Material:
- - - - -

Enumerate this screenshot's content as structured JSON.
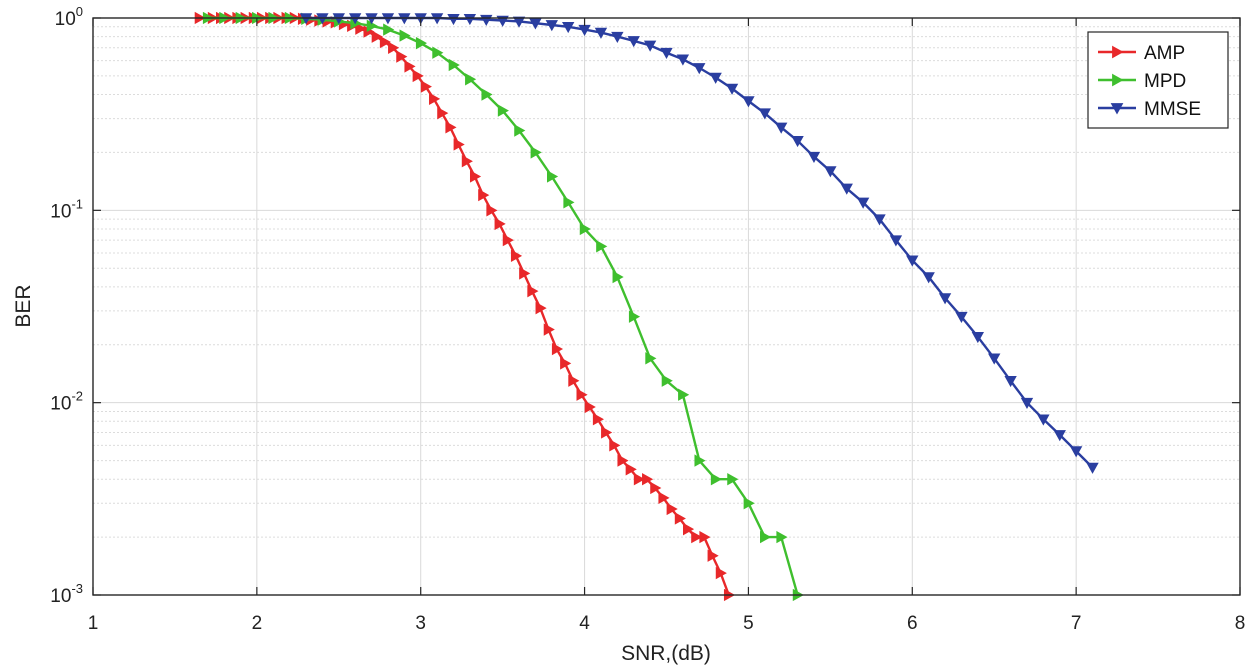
{
  "chart_data": {
    "type": "line",
    "xlabel": "SNR,(dB)",
    "ylabel": "BER",
    "xlim": [
      1,
      8
    ],
    "ylim": [
      0.001,
      1
    ],
    "yscale": "log",
    "x_ticks": [
      1,
      2,
      3,
      4,
      5,
      6,
      7,
      8
    ],
    "y_ticks": [
      {
        "value": 1,
        "base": "10",
        "exp": "0"
      },
      {
        "value": 0.1,
        "base": "10",
        "exp": "-1"
      },
      {
        "value": 0.01,
        "base": "10",
        "exp": "-2"
      },
      {
        "value": 0.001,
        "base": "10",
        "exp": "-3"
      }
    ],
    "grid": true,
    "minor_grid": true,
    "legend_position": "top-right",
    "series": [
      {
        "name": "AMP",
        "color": "#e8282a",
        "marker": "triangle-right",
        "x": [
          1.65,
          1.73,
          1.78,
          1.83,
          1.88,
          1.93,
          1.98,
          2.03,
          2.08,
          2.13,
          2.18,
          2.23,
          2.28,
          2.33,
          2.38,
          2.43,
          2.48,
          2.53,
          2.58,
          2.63,
          2.68,
          2.73,
          2.78,
          2.83,
          2.88,
          2.93,
          2.98,
          3.03,
          3.08,
          3.13,
          3.18,
          3.23,
          3.28,
          3.33,
          3.38,
          3.43,
          3.48,
          3.53,
          3.58,
          3.63,
          3.68,
          3.73,
          3.78,
          3.83,
          3.88,
          3.93,
          3.98,
          4.03,
          4.08,
          4.13,
          4.18,
          4.23,
          4.28,
          4.33,
          4.38,
          4.43,
          4.48,
          4.53,
          4.58,
          4.63,
          4.68,
          4.73,
          4.78,
          4.83,
          4.88
        ],
        "values": [
          1,
          1,
          1,
          1,
          1,
          1,
          1,
          1,
          1,
          1,
          1,
          1,
          0.99,
          0.98,
          0.97,
          0.96,
          0.95,
          0.93,
          0.91,
          0.88,
          0.85,
          0.8,
          0.75,
          0.7,
          0.63,
          0.56,
          0.5,
          0.44,
          0.38,
          0.32,
          0.27,
          0.22,
          0.18,
          0.15,
          0.12,
          0.1,
          0.085,
          0.07,
          0.058,
          0.047,
          0.038,
          0.031,
          0.024,
          0.019,
          0.016,
          0.013,
          0.011,
          0.0095,
          0.0082,
          0.007,
          0.006,
          0.005,
          0.0045,
          0.004,
          0.004,
          0.0036,
          0.0032,
          0.0028,
          0.0025,
          0.0022,
          0.002,
          0.002,
          0.0016,
          0.0013,
          0.001
        ]
      },
      {
        "name": "MPD",
        "color": "#3fbf2e",
        "marker": "triangle-right",
        "x": [
          1.7,
          1.8,
          1.9,
          2.0,
          2.1,
          2.2,
          2.3,
          2.4,
          2.5,
          2.6,
          2.7,
          2.8,
          2.9,
          3.0,
          3.1,
          3.2,
          3.3,
          3.4,
          3.5,
          3.6,
          3.7,
          3.8,
          3.9,
          4.0,
          4.1,
          4.2,
          4.3,
          4.4,
          4.5,
          4.6,
          4.7,
          4.8,
          4.9,
          5.0,
          5.1,
          5.2,
          5.3
        ],
        "values": [
          1,
          1,
          1,
          1,
          1,
          1,
          0.99,
          0.98,
          0.96,
          0.94,
          0.91,
          0.87,
          0.81,
          0.74,
          0.66,
          0.57,
          0.48,
          0.4,
          0.33,
          0.26,
          0.2,
          0.15,
          0.11,
          0.08,
          0.065,
          0.045,
          0.028,
          0.017,
          0.013,
          0.011,
          0.005,
          0.004,
          0.004,
          0.003,
          0.002,
          0.002,
          0.001
        ]
      },
      {
        "name": "MMSE",
        "color": "#2a3ea0",
        "marker": "triangle-down",
        "x": [
          2.3,
          2.4,
          2.5,
          2.6,
          2.7,
          2.8,
          2.9,
          3.0,
          3.1,
          3.2,
          3.3,
          3.4,
          3.5,
          3.6,
          3.7,
          3.8,
          3.9,
          4.0,
          4.1,
          4.2,
          4.3,
          4.4,
          4.5,
          4.6,
          4.7,
          4.8,
          4.9,
          5.0,
          5.1,
          5.2,
          5.3,
          5.4,
          5.5,
          5.6,
          5.7,
          5.8,
          5.9,
          6.0,
          6.1,
          6.2,
          6.3,
          6.4,
          6.5,
          6.6,
          6.7,
          6.8,
          6.9,
          7.0,
          7.1
        ],
        "values": [
          1,
          1,
          1,
          1,
          1,
          1,
          1,
          1,
          1,
          0.99,
          0.99,
          0.98,
          0.97,
          0.96,
          0.94,
          0.92,
          0.9,
          0.87,
          0.84,
          0.8,
          0.76,
          0.72,
          0.66,
          0.61,
          0.55,
          0.49,
          0.43,
          0.37,
          0.32,
          0.27,
          0.23,
          0.19,
          0.16,
          0.13,
          0.11,
          0.09,
          0.07,
          0.055,
          0.045,
          0.035,
          0.028,
          0.022,
          0.017,
          0.013,
          0.01,
          0.0082,
          0.0068,
          0.0056,
          0.0046
        ]
      }
    ]
  }
}
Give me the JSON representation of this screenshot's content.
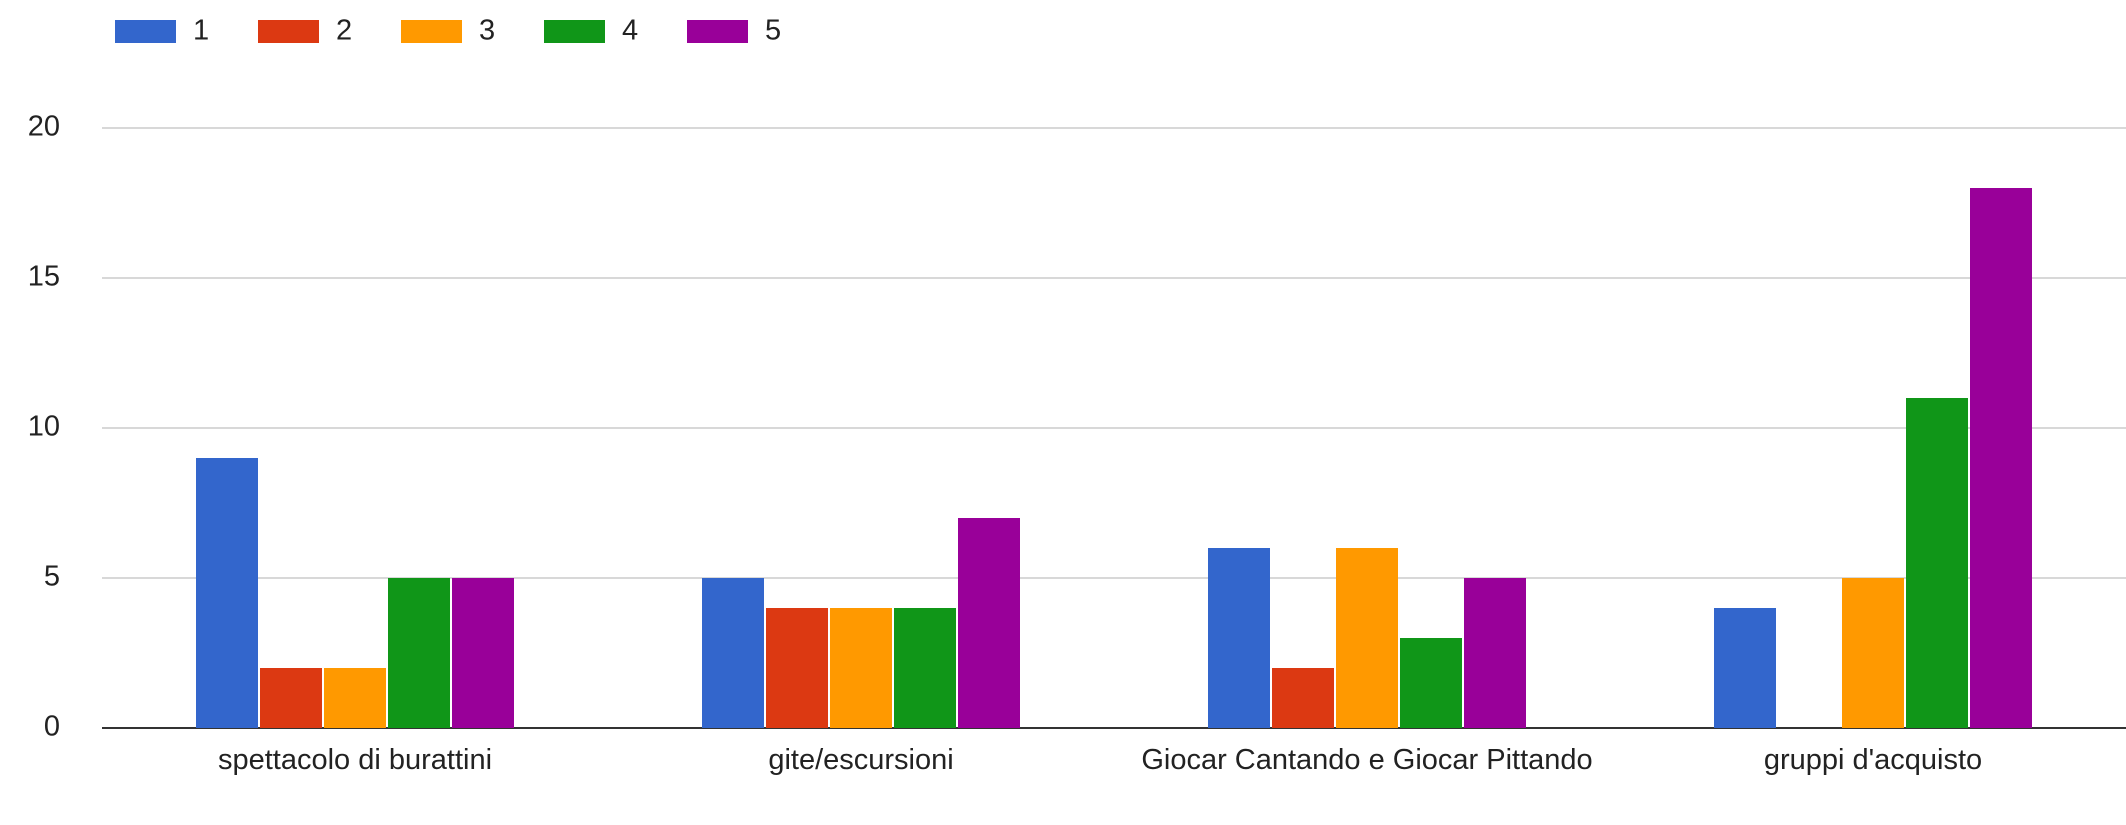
{
  "chart_data": {
    "type": "bar",
    "categories": [
      "spettacolo di burattini",
      "gite/escursioni",
      "Giocar Cantando e Giocar Pittando",
      "gruppi d'acquisto"
    ],
    "series": [
      {
        "name": "1",
        "color": "#3366cc",
        "values": [
          9,
          5,
          6,
          4
        ]
      },
      {
        "name": "2",
        "color": "#dc3912",
        "values": [
          2,
          4,
          2,
          0
        ]
      },
      {
        "name": "3",
        "color": "#ff9900",
        "values": [
          2,
          4,
          6,
          5
        ]
      },
      {
        "name": "4",
        "color": "#109618",
        "values": [
          5,
          4,
          3,
          11
        ]
      },
      {
        "name": "5",
        "color": "#990099",
        "values": [
          5,
          7,
          5,
          18
        ]
      }
    ],
    "ylim": [
      0,
      20
    ],
    "yticks": [
      0,
      5,
      10,
      15,
      20
    ],
    "grid": true,
    "legend": "top"
  }
}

- - - - -

Required work:
Which lines in the listing above hold the word "JSON"? Show each of them.

Answer for this exercise:
Enumerate this screenshot's content as structured JSON.
Give me the JSON representation of this screenshot's content.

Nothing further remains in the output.